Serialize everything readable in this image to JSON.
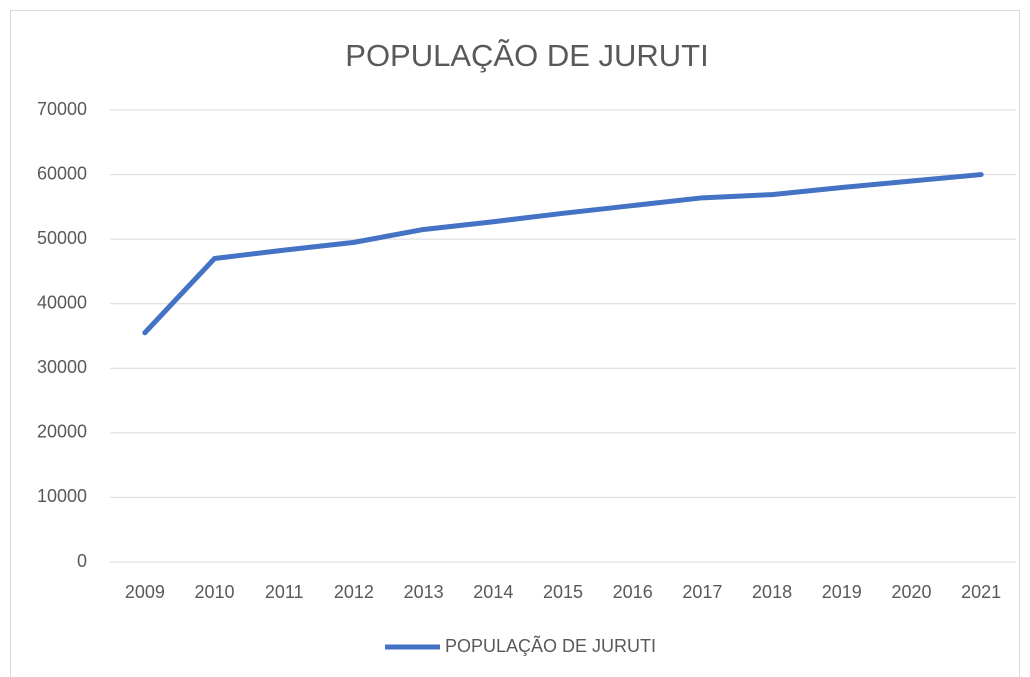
{
  "chart_data": {
    "type": "line",
    "title": "POPULAÇÃO DE JURUTI",
    "categories": [
      "2009",
      "2010",
      "2011",
      "2012",
      "2013",
      "2014",
      "2015",
      "2016",
      "2017",
      "2018",
      "2019",
      "2020",
      "2021"
    ],
    "series": [
      {
        "name": "POPULAÇÃO DE JURUTI",
        "color": "#4472c4",
        "values": [
          35500,
          47000,
          48300,
          49500,
          51500,
          52700,
          54000,
          55200,
          56400,
          56900,
          58000,
          59000,
          60000
        ]
      }
    ],
    "ylim": [
      0,
      70000
    ],
    "yticks": [
      0,
      10000,
      20000,
      30000,
      40000,
      50000,
      60000,
      70000
    ],
    "grid": true,
    "legend": "bottom"
  }
}
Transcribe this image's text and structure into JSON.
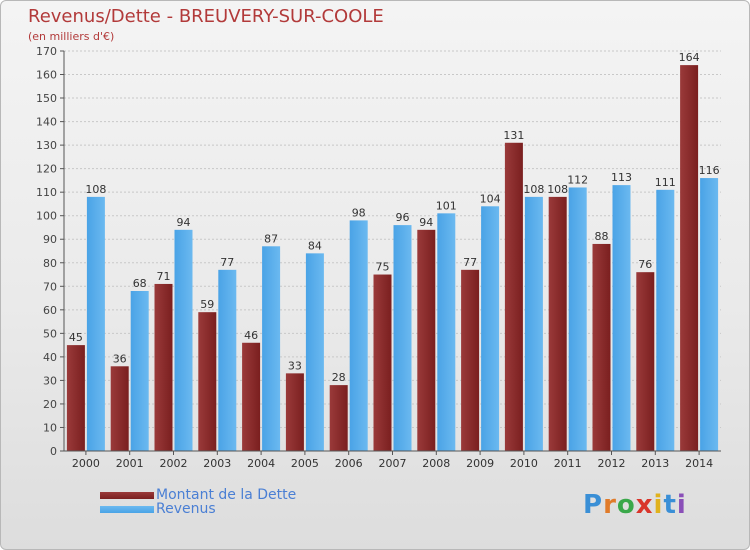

TASK BRIEF: Your copy should repeat each entry above exactly but contain no pictures.

ANSWER:
Serialize everything readable in this image to JSON.
{
  "chart_data": {
    "type": "line",
    "title": "POPULAÇÃO DE JURUTI",
    "categories": [
      "2009",
      "2010",
      "2011",
      "2012",
      "2013",
      "2014",
      "2015",
      "2016",
      "2017",
      "2018",
      "2019",
      "2020",
      "2021"
    ],
    "series": [
      {
        "name": "POPULAÇÃO DE JURUTI",
        "color": "#4472c4",
        "values": [
          35500,
          47000,
          48300,
          49500,
          51500,
          52700,
          54000,
          55200,
          56400,
          56900,
          58000,
          59000,
          60000
        ]
      }
    ],
    "ylim": [
      0,
      70000
    ],
    "yticks": [
      0,
      10000,
      20000,
      30000,
      40000,
      50000,
      60000,
      70000
    ],
    "grid": true,
    "legend": "bottom"
  }
}
Transcribe this image's text and structure into JSON.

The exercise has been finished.